Tarefas a resolver:
1. Diga se cada afirmação concorda com o texto sobre o Berlinale Talents: (a) Foi a Ana David quem incentivou a candidatura; (b) A primeira participação no festival foi em 2020; (c) A realizadora do Paquistão falou das dificuldades em filmar na sua terra natal. Para cada uma, responda sim ou não e cite as palavras do texto que o decidem.
2. Transcreva o trecho do texto sobre o Berlinale Talents que começa em «Também tenho a» e segue até «que me fascinaram.».
3. Escreva a continuação do texto sobre o Berlinale Talents a partir da última frase apresentada.

Excerto do texto:
***

Niza, foste selecionada para o prestigiado “Berlinale Talents” 2020. Que balanço é que fazes da tua experiência?

Sinceramente, não tinha grandes expectativas e foi a Ana David, programadora de filmes no IndieLisboa e no “Berlinale Panorama”, que me encorajou a enviar a minha candidatura. Em 2016 já tinha participado no festival, com a Leonor Teles, e penso que a minha presença foi um relembrar da minha experiência passada.

Também tenho a dizer que o que mais me impressionou foi a diversidade de realizadores, de pessoas da indústria vindas de toda a parte do mundo; por exemplo, entrei em contacto com uma realizadora do Paquistão, que me esteve a explicar as dificuldades em filmar e dirigir um filme na sua terra natal, especialmente como mulher. São este género de histórias e contactos que me fascinaram.

***

Excertos de dados:

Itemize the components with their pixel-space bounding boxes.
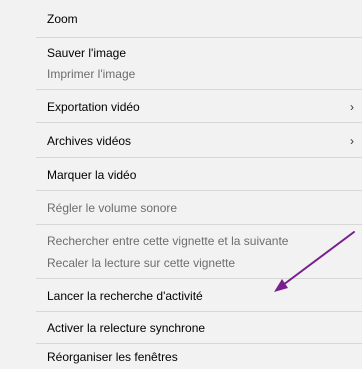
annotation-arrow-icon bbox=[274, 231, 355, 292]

***

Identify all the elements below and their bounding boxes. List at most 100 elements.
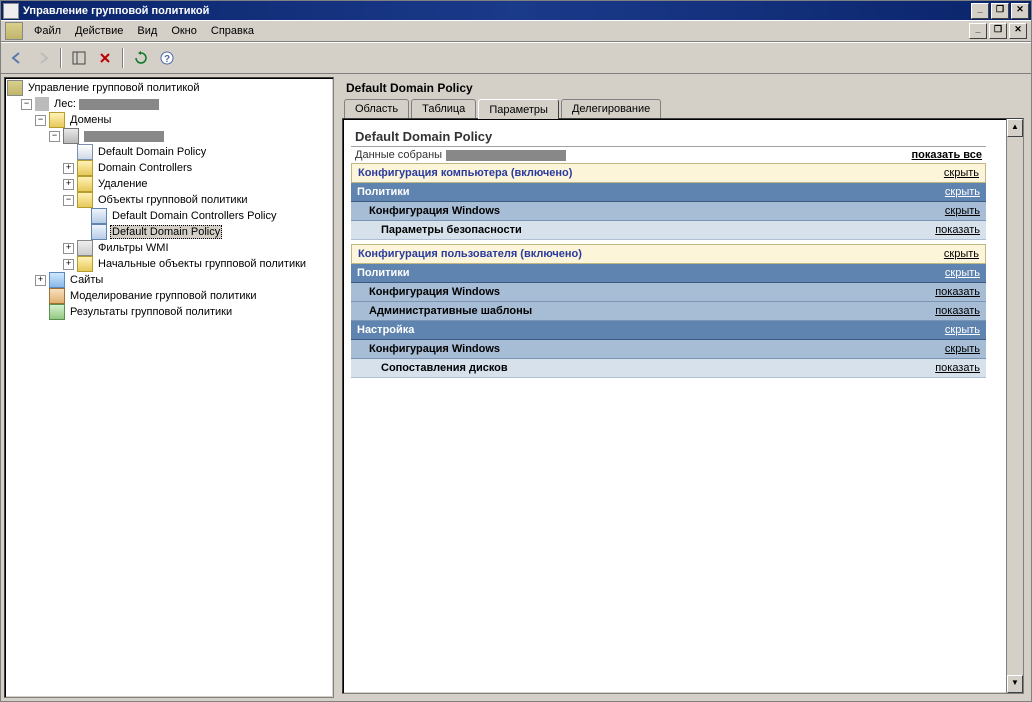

***

Respostas às tarefas:
1.
(a) Sim: «foi a Ana David, programadora de filmes no IndieLisboa e no “Berlinale Panorama”, que me encorajou a enviar a minha candidatura»
(b) Não: «Em 2016 já tinha participado no festival, com a Leonor Teles»
(c) Sim: «que me esteve a explicar as dificuldades em filmar e dirigir um filme na sua terra natal, especialmente como mulher»

2.
Também tenho a dizer que o que mais me impressionou foi a diversidade de realizadores, de pessoas da indústria vindas de toda a parte do mundo; por exemplo, entrei em contacto com uma realizadora do Paquistão, que me esteve a explicar as dificuldades em filmar e dirigir um filme na sua terra natal, especialmente como mulher. São este género de histórias e contactos que me fascinaram.

3.
Não só participaste na Berlinale pela primeira vez em 2016, como também ganhaste um Urso de Ouro com “Balada de um Batráquio“ nesse mesmo ano. Sentes que este feito impulsionou a tua carreira?

Claro que sim. Não só pelo Urso de Ouro em si, mas também ter sido convidada a integrar a “Loudness Films” por Branko Neskov, um dos fundadores e uma das maiores referências do som em Portugal. Isto foi em 2016, logo após “Balada de um Batráquio”, e desde então não tenho parado. Ao fim ao cabo, devo a minha carreira ao Branko, por tudo o que me ensinou e por tudo o que tenho desenvolvido até agora. 

Se não me engano, um dos teus primeiros filmes intitula-se “Rhoma Acans”, e foi dirigido pela Leonor Teles em 2012. Podes-nos falar um bocadinho do teu percurso e evolução enquanto “foley mixer”?

O “Rhoma Acans” foi um filme que fiz no segundo ano de faculdade e que consolidou a minha parceria com a Leonor Teles. Desde então, eu e a Leonor somos como que irmãs e temos vindo a trabalhar ao longo dos anos de maneira bastante próxima. De facto, a nossa colaboração é tão próxima, que é quase como se fosse instintiva, ou seja, nem precisamos dizer em é que estamos a pensar porque a outra já está um passo mais à frente.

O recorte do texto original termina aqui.